FRAGMENTO SELECCIONADO:
-*-

Los registros detallaban, en viñetas a veces desgarradoras, el número de víctimas provocadas por las fuerzas de la coalición en la población civil.

Los registros revelaban entonces 144 incidentes de este tipo. Algunas de las víctimas provenían de los controvertidos ataques aéreos que dieron lugar a protestas del Gobierno afgano en el pasado, pero una gran cantidad de incidentes previamente desconocidos también parecen ser el resultado de las tropas que dispararon contra conductores o motociclistas desarmados con la determinación de protegerse de terroristas suicidas.

Los llamados «errores sangrientos» a expensas de los civiles, como se denominan en los registros, incluyen el día en que las tropas francesas ametrallaron un ómnibus lleno de niños en 2008, hiriendo a ocho. Una patrulla estadounidense ametralló un autobús de manera similar, hiriendo o matando a 15 de sus pasajeros, y en 2007 las tropas polacas atacaron con mortero una aldea, asesinando a los asistentes a una fiesta de bodas que incluía a una mujer embarazada, «en un aparente ataque de venganza». Así relataban los informes oficiales.

-*-

DATOS DE ORIGEN:
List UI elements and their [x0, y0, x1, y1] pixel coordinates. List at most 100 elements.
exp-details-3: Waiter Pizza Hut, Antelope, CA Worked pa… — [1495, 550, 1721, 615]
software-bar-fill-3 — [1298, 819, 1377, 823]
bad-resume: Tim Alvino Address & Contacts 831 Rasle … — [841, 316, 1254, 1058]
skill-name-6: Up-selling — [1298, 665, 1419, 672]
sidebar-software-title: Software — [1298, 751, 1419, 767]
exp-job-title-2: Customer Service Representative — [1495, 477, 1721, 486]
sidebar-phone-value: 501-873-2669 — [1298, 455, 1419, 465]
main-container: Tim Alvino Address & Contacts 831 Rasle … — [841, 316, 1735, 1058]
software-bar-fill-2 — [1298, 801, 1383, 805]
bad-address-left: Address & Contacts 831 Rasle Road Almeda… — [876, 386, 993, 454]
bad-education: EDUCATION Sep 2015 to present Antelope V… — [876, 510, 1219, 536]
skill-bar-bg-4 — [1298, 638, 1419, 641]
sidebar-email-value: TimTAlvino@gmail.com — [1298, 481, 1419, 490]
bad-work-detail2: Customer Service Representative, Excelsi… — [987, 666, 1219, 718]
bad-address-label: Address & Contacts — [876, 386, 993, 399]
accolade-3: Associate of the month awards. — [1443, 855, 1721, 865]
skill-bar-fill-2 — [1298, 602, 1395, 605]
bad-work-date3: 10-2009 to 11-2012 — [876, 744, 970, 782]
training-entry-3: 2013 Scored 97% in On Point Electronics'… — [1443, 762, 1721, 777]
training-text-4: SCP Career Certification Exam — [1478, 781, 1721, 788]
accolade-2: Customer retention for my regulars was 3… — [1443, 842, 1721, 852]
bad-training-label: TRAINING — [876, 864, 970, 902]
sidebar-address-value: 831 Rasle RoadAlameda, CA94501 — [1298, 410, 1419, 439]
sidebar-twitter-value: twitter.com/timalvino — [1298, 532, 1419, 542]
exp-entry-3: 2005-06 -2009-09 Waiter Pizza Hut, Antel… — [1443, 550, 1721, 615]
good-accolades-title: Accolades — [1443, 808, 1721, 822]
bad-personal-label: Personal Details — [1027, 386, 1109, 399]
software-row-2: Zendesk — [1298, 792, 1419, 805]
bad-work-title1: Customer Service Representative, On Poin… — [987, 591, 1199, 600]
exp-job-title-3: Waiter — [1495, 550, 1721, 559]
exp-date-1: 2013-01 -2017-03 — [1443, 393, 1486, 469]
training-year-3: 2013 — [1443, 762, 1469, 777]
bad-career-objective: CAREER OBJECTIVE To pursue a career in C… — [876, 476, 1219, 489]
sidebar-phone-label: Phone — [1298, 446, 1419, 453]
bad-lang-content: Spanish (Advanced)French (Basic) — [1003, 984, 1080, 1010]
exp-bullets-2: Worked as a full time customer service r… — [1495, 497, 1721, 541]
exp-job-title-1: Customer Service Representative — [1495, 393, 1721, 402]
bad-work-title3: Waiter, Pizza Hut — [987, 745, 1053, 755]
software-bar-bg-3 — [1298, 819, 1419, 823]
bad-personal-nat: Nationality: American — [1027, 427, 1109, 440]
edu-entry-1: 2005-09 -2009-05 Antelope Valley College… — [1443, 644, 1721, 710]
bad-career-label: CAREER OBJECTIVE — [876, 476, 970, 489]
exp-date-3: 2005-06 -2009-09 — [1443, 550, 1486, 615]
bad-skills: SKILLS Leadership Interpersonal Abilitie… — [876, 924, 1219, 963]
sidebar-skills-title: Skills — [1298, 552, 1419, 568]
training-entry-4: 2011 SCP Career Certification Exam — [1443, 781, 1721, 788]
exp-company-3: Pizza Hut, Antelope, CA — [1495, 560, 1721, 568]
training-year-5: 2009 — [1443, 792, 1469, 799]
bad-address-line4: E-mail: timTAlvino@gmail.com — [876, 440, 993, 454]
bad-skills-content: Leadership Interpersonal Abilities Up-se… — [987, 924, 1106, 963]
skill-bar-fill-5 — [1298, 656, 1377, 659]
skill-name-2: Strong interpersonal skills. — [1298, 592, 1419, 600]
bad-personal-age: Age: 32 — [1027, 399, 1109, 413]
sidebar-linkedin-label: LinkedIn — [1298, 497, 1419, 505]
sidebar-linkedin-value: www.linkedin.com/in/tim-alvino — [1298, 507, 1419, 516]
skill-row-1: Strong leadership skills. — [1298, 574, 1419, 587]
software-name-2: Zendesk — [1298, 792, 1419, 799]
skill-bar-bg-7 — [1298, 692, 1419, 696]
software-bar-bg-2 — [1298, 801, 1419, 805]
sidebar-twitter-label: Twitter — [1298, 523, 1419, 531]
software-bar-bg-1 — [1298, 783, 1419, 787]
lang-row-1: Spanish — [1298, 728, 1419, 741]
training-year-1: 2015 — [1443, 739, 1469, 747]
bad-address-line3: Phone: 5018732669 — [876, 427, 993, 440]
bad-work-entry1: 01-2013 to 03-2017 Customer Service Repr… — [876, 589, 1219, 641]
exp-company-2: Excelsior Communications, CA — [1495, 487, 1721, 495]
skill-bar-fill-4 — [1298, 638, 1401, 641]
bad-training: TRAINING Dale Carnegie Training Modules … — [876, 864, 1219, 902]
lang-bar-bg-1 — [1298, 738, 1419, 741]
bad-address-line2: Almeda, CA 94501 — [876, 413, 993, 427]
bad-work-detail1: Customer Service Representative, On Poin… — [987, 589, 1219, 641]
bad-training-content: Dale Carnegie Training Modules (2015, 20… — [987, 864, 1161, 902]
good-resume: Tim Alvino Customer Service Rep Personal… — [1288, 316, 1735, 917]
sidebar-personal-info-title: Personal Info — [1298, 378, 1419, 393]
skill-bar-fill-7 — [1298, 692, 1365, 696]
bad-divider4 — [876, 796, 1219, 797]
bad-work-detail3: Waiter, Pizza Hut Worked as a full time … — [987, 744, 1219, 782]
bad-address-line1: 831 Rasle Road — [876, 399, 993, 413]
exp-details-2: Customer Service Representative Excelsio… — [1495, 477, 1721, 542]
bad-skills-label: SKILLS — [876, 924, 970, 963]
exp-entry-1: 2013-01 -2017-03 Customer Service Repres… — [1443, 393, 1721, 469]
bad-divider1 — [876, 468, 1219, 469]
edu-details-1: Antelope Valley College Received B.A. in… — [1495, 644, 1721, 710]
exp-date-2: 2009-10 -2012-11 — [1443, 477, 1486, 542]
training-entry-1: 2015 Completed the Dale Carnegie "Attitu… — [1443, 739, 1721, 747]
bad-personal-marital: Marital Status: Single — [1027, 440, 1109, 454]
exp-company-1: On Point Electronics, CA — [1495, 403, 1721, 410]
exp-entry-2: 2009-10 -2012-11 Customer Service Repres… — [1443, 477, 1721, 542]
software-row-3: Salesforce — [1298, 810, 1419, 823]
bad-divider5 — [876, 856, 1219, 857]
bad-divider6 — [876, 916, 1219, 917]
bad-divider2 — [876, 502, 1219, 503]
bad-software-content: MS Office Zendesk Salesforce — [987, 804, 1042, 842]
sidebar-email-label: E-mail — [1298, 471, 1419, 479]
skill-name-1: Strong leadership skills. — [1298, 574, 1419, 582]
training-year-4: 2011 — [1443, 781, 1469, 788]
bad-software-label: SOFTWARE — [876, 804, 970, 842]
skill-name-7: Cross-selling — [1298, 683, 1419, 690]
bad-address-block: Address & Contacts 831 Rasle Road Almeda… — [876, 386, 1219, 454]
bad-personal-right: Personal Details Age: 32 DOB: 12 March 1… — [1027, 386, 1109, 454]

-*-

EXPLORA EL MATERIAL:
a: En el fragmento sobre las víctimas civiles, ¿qué tropas ametrallaron en 2008 un ómnibus lleno de niños?
b: Continúa el fragmento sobre las víctimas civiles a partir de su última oración.

RESPUESTAS POR TAREA:
a: Las tropas francesas.

b:
También —decía The Guardian— figuran los disparos cuestionables a civiles por parte de las tropas británicas. Los compiladores estadounidenses detallan un grupo inusual de cuatro tiroteos británicos en las calles de Kabul en el espacio de apenas un mes, en octubre-noviembre de 2007, que culminó con el asesinato del hijo de un general afgano. De un tiroteo, escribieron: «La investigación está controlada por los británicos. No pudimos [sic] obtener la historia completa».

WikiLeaks, cuyo fundador, Julian Assange, obtuvo el material en circunstancias que no reveló, publicó en abril de aquel año un video clasificado previamente de helicópteros Apache estadounidenses matando a dos camarógrafos de Reuters en las calles de Bagdad, que llamó la atención internacional.

Assange permitió que The Guardian examinara los registros de guerra a pedido del periódico. No se pagó nada y WikiLeaks no participó en la preparación de los artículos de The Guardian, aclaró la publicación.

Por divulgar aquellas atrocidades, que prosiguieron por otros diez años, el Gobierno de Estados Unidos emprendió la persecución de Assange con la intención de apresarlo o exigir su extradición bajo cargos de atentar contra la seguridad nacional, lo que acarrearía extinguir su vida en prisión.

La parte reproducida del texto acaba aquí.